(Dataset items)
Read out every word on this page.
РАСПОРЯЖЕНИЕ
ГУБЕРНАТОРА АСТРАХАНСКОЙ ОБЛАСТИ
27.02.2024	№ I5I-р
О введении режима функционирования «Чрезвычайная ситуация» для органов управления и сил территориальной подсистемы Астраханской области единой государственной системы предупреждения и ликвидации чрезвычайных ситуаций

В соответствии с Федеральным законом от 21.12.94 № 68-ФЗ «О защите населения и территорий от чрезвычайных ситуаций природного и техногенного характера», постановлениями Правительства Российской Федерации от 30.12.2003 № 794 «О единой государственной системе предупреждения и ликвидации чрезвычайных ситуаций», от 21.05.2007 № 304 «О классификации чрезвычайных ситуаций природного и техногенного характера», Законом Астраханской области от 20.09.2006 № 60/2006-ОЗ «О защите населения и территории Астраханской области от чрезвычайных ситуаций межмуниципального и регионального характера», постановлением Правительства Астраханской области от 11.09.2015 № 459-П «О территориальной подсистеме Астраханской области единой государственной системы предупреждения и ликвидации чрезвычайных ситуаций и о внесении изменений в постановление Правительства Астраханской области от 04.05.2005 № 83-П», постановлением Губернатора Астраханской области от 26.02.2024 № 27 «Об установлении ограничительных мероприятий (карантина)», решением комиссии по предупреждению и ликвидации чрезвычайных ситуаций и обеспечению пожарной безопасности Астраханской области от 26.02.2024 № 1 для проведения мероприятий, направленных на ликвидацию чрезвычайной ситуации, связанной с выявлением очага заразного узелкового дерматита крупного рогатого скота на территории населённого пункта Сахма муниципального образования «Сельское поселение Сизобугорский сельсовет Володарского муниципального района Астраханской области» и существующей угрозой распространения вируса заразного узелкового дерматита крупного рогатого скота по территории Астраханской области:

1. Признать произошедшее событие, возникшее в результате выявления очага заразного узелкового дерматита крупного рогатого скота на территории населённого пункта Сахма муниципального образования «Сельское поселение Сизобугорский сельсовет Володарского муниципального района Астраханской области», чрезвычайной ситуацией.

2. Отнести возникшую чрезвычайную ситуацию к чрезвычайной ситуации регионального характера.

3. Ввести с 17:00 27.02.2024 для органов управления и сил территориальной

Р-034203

* * *

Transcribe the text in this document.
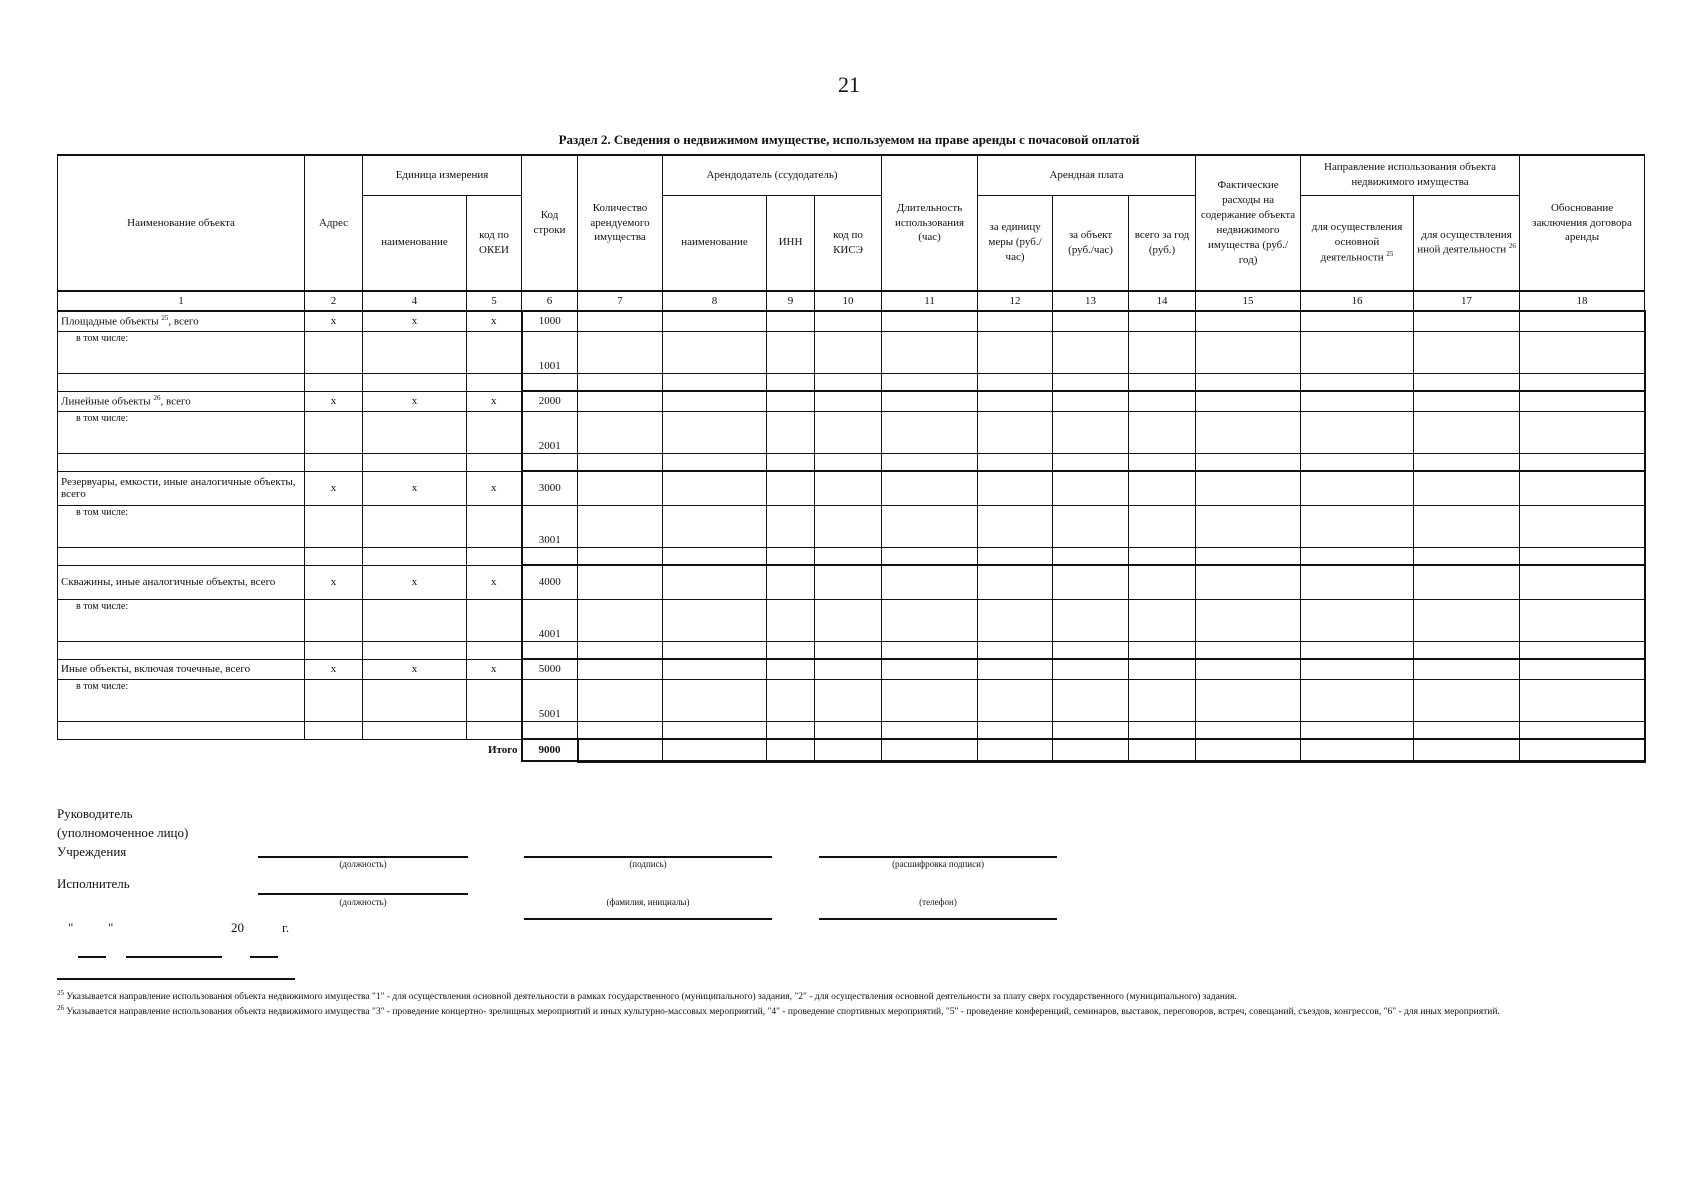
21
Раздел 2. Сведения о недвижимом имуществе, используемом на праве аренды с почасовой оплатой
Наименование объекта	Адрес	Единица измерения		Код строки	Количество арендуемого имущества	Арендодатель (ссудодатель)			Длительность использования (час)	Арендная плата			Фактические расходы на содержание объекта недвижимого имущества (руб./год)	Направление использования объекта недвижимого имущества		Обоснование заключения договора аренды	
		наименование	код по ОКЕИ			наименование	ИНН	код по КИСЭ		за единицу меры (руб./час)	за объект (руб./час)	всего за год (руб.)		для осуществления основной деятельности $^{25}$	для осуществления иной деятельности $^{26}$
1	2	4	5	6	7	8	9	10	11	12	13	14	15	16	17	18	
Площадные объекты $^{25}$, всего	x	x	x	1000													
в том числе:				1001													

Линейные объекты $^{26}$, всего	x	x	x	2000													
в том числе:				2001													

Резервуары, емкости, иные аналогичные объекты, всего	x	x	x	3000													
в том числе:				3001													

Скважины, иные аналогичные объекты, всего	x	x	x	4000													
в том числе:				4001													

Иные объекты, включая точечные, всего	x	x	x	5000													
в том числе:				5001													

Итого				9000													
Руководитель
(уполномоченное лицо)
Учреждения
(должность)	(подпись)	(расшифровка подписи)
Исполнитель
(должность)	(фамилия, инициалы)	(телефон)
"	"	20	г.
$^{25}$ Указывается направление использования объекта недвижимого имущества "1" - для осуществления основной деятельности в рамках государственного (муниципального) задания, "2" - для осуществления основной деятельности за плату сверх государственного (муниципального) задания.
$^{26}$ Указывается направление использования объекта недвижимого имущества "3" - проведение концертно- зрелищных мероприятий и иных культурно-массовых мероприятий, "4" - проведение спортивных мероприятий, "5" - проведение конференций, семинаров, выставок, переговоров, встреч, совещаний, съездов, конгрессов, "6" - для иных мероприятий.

[Task prompt] Where a line contains the string "основной", extract that line.

[Task solution]
		наименование	код по ОКЕИ			наименование	ИНН	код по КИСЭ		за единицу меры (руб./час)	за объект (руб./час)	всего за год (руб.)		для осуществления основной деятельности $^{25}$	для осуществления иной деятельности $^{26}$
$^{25}$ Указывается направление использования объекта недвижимого имущества "1" - для осуществления основной деятельности в рамках государственного (муниципального) задания, "2" - для осуществления основной деятельности за плату сверх государственного (муниципального) задания.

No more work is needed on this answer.